#### GOAL:
What is needed here is an exact copy of every entry.

----------------

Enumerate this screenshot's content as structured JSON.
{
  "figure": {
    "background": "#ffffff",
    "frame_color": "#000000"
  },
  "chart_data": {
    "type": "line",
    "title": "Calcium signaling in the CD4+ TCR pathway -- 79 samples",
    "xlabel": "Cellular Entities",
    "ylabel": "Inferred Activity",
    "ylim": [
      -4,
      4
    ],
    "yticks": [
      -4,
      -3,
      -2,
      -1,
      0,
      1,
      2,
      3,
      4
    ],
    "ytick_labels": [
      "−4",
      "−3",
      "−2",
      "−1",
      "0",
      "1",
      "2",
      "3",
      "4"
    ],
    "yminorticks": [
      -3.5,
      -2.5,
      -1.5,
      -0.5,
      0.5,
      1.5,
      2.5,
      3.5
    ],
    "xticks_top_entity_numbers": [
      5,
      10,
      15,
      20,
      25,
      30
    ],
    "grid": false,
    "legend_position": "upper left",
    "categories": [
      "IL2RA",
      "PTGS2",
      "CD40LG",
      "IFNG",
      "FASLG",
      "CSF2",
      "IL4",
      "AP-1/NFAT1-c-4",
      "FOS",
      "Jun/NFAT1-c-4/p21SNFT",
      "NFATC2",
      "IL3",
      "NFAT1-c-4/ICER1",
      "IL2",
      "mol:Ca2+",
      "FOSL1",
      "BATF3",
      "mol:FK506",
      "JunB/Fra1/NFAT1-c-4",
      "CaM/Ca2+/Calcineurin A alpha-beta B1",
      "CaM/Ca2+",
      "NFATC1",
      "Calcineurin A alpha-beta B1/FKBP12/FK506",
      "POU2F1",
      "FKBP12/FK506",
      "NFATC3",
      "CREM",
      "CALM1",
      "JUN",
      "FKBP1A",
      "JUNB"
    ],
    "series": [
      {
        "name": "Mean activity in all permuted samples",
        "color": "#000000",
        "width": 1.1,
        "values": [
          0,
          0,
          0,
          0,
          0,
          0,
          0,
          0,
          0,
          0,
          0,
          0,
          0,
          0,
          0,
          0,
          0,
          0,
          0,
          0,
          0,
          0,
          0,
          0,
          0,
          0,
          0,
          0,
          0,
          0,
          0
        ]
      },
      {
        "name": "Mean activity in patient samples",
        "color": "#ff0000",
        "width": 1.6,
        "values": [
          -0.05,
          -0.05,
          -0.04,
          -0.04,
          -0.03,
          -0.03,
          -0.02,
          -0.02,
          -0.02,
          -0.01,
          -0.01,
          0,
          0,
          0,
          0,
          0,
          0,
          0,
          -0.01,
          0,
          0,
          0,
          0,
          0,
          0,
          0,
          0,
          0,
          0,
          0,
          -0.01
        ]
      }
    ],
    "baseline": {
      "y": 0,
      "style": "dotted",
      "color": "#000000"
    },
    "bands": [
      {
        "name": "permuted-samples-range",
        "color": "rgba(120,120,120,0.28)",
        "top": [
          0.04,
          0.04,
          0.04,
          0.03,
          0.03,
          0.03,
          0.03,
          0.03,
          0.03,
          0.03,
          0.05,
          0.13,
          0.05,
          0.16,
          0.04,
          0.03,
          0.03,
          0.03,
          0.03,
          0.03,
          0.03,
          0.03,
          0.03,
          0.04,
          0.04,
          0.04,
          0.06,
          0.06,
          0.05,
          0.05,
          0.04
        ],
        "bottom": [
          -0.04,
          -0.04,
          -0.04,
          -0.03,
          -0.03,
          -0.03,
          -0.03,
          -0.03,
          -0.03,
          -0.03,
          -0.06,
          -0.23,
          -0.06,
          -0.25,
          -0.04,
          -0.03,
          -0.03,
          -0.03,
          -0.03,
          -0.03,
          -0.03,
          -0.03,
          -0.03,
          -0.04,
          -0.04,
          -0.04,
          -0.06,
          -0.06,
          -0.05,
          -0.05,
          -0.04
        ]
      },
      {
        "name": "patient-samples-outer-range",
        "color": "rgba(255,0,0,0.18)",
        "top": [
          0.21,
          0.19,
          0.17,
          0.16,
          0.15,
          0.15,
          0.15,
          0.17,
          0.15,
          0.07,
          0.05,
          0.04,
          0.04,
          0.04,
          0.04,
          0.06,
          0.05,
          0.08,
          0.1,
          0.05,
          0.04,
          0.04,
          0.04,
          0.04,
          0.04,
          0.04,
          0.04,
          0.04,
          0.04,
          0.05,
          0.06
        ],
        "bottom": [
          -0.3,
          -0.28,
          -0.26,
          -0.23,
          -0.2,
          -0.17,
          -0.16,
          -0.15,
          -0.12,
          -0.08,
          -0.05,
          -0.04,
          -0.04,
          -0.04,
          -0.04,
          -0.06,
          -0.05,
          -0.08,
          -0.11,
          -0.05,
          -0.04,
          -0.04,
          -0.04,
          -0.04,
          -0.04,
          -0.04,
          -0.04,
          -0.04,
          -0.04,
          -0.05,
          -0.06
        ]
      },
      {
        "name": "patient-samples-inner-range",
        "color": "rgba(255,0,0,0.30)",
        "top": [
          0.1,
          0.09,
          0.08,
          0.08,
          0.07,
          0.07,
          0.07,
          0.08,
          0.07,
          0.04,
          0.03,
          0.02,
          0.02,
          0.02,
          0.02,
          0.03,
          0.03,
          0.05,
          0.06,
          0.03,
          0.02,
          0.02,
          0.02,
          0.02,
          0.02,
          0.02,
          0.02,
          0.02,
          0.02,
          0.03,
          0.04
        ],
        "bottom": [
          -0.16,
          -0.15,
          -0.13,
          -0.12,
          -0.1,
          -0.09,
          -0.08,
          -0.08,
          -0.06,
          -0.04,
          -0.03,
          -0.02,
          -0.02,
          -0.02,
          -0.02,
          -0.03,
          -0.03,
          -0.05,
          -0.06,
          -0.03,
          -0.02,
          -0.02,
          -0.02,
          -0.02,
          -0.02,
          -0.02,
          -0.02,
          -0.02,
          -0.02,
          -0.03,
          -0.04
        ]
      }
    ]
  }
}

----------------

#### CORRECT RESPONSE:
Enumerate this screenshot's content as structured JSON.
{
  "figure": {
    "background": "#ffffff",
    "frame_color": "#000000"
  },
  "chart_data": {
    "type": "line",
    "title": "Calcium signaling in the CD4+ TCR pathway -- 79 samples",
    "xlabel": "Cellular Entities",
    "ylabel": "Inferred Activity",
    "ylim": [
      -4,
      4
    ],
    "yticks": [
      -4,
      -3,
      -2,
      -1,
      0,
      1,
      2,
      3,
      4
    ],
    "ytick_labels": [
      "−4",
      "−3",
      "−2",
      "−1",
      "0",
      "1",
      "2",
      "3",
      "4"
    ],
    "yminorticks": [
      -3.5,
      -2.5,
      -1.5,
      -0.5,
      0.5,
      1.5,
      2.5,
      3.5
    ],
    "xticks_top_entity_numbers": [
      5,
      10,
      15,
      20,
      25,
      30
    ],
    "grid": false,
    "legend_position": "upper left",
    "categories": [
      "IL2RA",
      "PTGS2",
      "CD40LG",
      "IFNG",
      "FASLG",
      "CSF2",
      "IL4",
      "AP-1/NFAT1-c-4",
      "FOS",
      "Jun/NFAT1-c-4/p21SNFT",
      "NFATC2",
      "IL3",
      "NFAT1-c-4/ICER1",
      "IL2",
      "mol:Ca2+",
      "FOSL1",
      "BATF3",
      "mol:FK506",
      "JunB/Fra1/NFAT1-c-4",
      "CaM/Ca2+/Calcineurin A alpha-beta B1",
      "CaM/Ca2+",
      "NFATC1",
      "Calcineurin A alpha-beta B1/FKBP12/FK506",
      "POU2F1",
      "FKBP12/FK506",
      "NFATC3",
      "CREM",
      "CALM1",
      "JUN",
      "FKBP1A",
      "JUNB"
    ],
    "series": [
      {
        "name": "Mean activity in all permuted samples",
        "color": "#000000",
        "width": 1.1,
        "values": [
          0,
          0,
          0,
          0,
          0,
          0,
          0,
          0,
          0,
          0,
          0,
          0,
          0,
          0,
          0,
          0,
          0,
          0,
          0,
          0,
          0,
          0,
          0,
          0,
          0,
          0,
          0,
          0,
          0,
          0,
          0
        ]
      },
      {
        "name": "Mean activity in patient samples",
        "color": "#ff0000",
        "width": 1.6,
        "values": [
          -0.05,
          -0.05,
          -0.04,
          -0.04,
          -0.03,
          -0.03,
          -0.02,
          -0.02,
          -0.02,
          -0.01,
          -0.01,
          0,
          0,
          0,
          0,
          0,
          0,
          0,
          -0.01,
          0,
          0,
          0,
          0,
          0,
          0,
          0,
          0,
          0,
          0,
          0,
          -0.01
        ]
      }
    ],
    "baseline": {
      "y": 0,
      "style": "dotted",
      "color": "#000000"
    },
    "bands": [
      {
        "name": "permuted-samples-range",
        "color": "rgba(120,120,120,0.28)",
        "top": [
          0.04,
          0.04,
          0.04,
          0.03,
          0.03,
          0.03,
          0.03,
          0.03,
          0.03,
          0.03,
          0.05,
          0.13,
          0.05,
          0.16,
          0.04,
          0.03,
          0.03,
          0.03,
          0.03,
          0.03,
          0.03,
          0.03,
          0.03,
          0.04,
          0.04,
          0.04,
          0.06,
          0.06,
          0.05,
          0.05,
          0.04
        ],
        "bottom": [
          -0.04,
          -0.04,
          -0.04,
          -0.03,
          -0.03,
          -0.03,
          -0.03,
          -0.03,
          -0.03,
          -0.03,
          -0.06,
          -0.23,
          -0.06,
          -0.25,
          -0.04,
          -0.03,
          -0.03,
          -0.03,
          -0.03,
          -0.03,
          -0.03,
          -0.03,
          -0.03,
          -0.04,
          -0.04,
          -0.04,
          -0.06,
          -0.06,
          -0.05,
          -0.05,
          -0.04
        ]
      },
      {
        "name": "patient-samples-outer-range",
        "color": "rgba(255,0,0,0.18)",
        "top": [
          0.21,
          0.19,
          0.17,
          0.16,
          0.15,
          0.15,
          0.15,
          0.17,
          0.15,
          0.07,
          0.05,
          0.04,
          0.04,
          0.04,
          0.04,
          0.06,
          0.05,
          0.08,
          0.1,
          0.05,
          0.04,
          0.04,
          0.04,
          0.04,
          0.04,
          0.04,
          0.04,
          0.04,
          0.04,
          0.05,
          0.06
        ],
        "bottom": [
          -0.3,
          -0.28,
          -0.26,
          -0.23,
          -0.2,
          -0.17,
          -0.16,
          -0.15,
          -0.12,
          -0.08,
          -0.05,
          -0.04,
          -0.04,
          -0.04,
          -0.04,
          -0.06,
          -0.05,
          -0.08,
          -0.11,
          -0.05,
          -0.04,
          -0.04,
          -0.04,
          -0.04,
          -0.04,
          -0.04,
          -0.04,
          -0.04,
          -0.04,
          -0.05,
          -0.06
        ]
      },
      {
        "name": "patient-samples-inner-range",
        "color": "rgba(255,0,0,0.30)",
        "top": [
          0.1,
          0.09,
          0.08,
          0.08,
          0.07,
          0.07,
          0.07,
          0.08,
          0.07,
          0.04,
          0.03,
          0.02,
          0.02,
          0.02,
          0.02,
          0.03,
          0.03,
          0.05,
          0.06,
          0.03,
          0.02,
          0.02,
          0.02,
          0.02,
          0.02,
          0.02,
          0.02,
          0.02,
          0.02,
          0.03,
          0.04
        ],
        "bottom": [
          -0.16,
          -0.15,
          -0.13,
          -0.12,
          -0.1,
          -0.09,
          -0.08,
          -0.08,
          -0.06,
          -0.04,
          -0.03,
          -0.02,
          -0.02,
          -0.02,
          -0.02,
          -0.03,
          -0.03,
          -0.05,
          -0.06,
          -0.03,
          -0.02,
          -0.02,
          -0.02,
          -0.02,
          -0.02,
          -0.02,
          -0.02,
          -0.02,
          -0.02,
          -0.03,
          -0.04
        ]
      }
    ]
  }
}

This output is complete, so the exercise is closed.